# WHAT NEEDS TO BE DONE
Go through the data below. Pull out every line that has the word "人民卫生出版社".
*** RECORDS FOR THIS EXERCISE ***
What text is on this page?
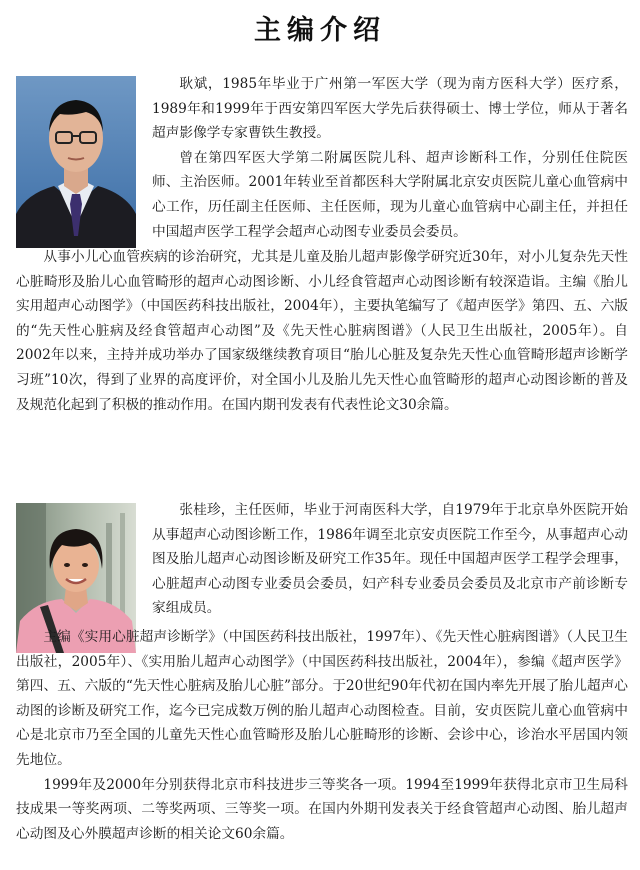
主编介绍

耿斌，1985年毕业于广州第一军医大学（现为南方医科大学）医疗系，1989年和1999年于西安第四军医大学先后获得硕士、博士学位，师从于著名超声影像学专家曹铁生教授。

曾在第四军医大学第二附属医院儿科、超声诊断科工作，分别任住院医师、主治医师。2001年转业至首都医科大学附属北京安贞医院儿童心血管病中心工作，历任副主任医师、主任医师，现为儿童心血管病中心副主任，并担任中国超声医学工程学会超声心动图专业委员会委员。

从事小儿心血管疾病的诊治研究，尤其是儿童及胎儿超声影像学研究近30年，对小儿复杂先天性心脏畸形及胎儿心血管畸形的超声心动图诊断、小儿经食管超声心动图诊断有较深造诣。主编《胎儿实用超声心动图学》（中国医药科技出版社，2004年），主要执笔编写了《超声医学》第四、五、六版的“先天性心脏病及经食管超声心动图”及《先天性心脏病图谱》（人民卫生出版社，2005年）。自2002年以来，主持并成功举办了国家级继续教育项目“胎儿心脏及复杂先天性心血管畸形超声诊断学习班”10次，得到了业界的高度评价，对全国小儿及胎儿先天性心血管畸形的超声心动图诊断的普及及规范化起到了积极的推动作用。在国内期刊发表有代表性论文30余篇。

张桂珍，主任医师，毕业于河南医科大学，自1979年于北京阜外医院开始从事超声心动图诊断工作，1986年调至北京安贞医院工作至今，从事超声心动图及胎儿超声心动图诊断及研究工作35年。现任中国超声医学工程学会理事，心脏超声心动图专业委员会委员，妇产科专业委员会委员及北京市产前诊断专家组成员。

主编《实用心脏超声诊断学》（中国医药科技出版社，1997年）、《先天性心脏病图谱》（人民卫生出版社，2005年）、《实用胎儿超声心动图学》（中国医药科技出版社，2004年），参编《超声医学》第四、五、六版的“先天性心脏病及胎儿心脏”部分。于20世纪90年代初在国内率先开展了胎儿超声心动图的诊断及研究工作，迄今已完成数万例的胎儿超声心动图检查。目前，安贞医院儿童心血管病中心是北京市乃至全国的儿童先天性心血管畸形及胎儿心脏畸形的诊断、会诊中心，诊治水平居国内领先地位。

1999年及2000年分别获得北京市科技进步三等奖各一项。1994至1999年获得北京市卫生局科技成果一等奖两项、二等奖两项、三等奖一项。在国内外期刊发表关于经食管超声心动图、胎儿超声心动图及心外膜超声诊断的相关论文60余篇。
***
# SOLUTION BELOW
从事小儿心血管疾病的诊治研究，尤其是儿童及胎儿超声影像学研究近30年，对小儿复杂先天性心脏畸形及胎儿心血管畸形的超声心动图诊断、小儿经食管超声心动图诊断有较深造诣。主编《胎儿实用超声心动图学》（中国医药科技出版社，2004年），主要执笔编写了《超声医学》第四、五、六版的“先天性心脏病及经食管超声心动图”及《先天性心脏病图谱》（人民卫生出版社，2005年）。自2002年以来，主持并成功举办了国家级继续教育项目“胎儿心脏及复杂先天性心血管畸形超声诊断学习班”10次，得到了业界的高度评价，对全国小儿及胎儿先天性心血管畸形的超声心动图诊断的普及及规范化起到了积极的推动作用。在国内期刊发表有代表性论文30余篇。
主编《实用心脏超声诊断学》（中国医药科技出版社，1997年）、《先天性心脏病图谱》（人民卫生出版社，2005年）、《实用胎儿超声心动图学》（中国医药科技出版社，2004年），参编《超声医学》第四、五、六版的“先天性心脏病及胎儿心脏”部分。于20世纪90年代初在国内率先开展了胎儿超声心动图的诊断及研究工作，迄今已完成数万例的胎儿超声心动图检查。目前，安贞医院儿童心血管病中心是北京市乃至全国的儿童先天性心血管畸形及胎儿心脏畸形的诊断、会诊中心，诊治水平居国内领先地位。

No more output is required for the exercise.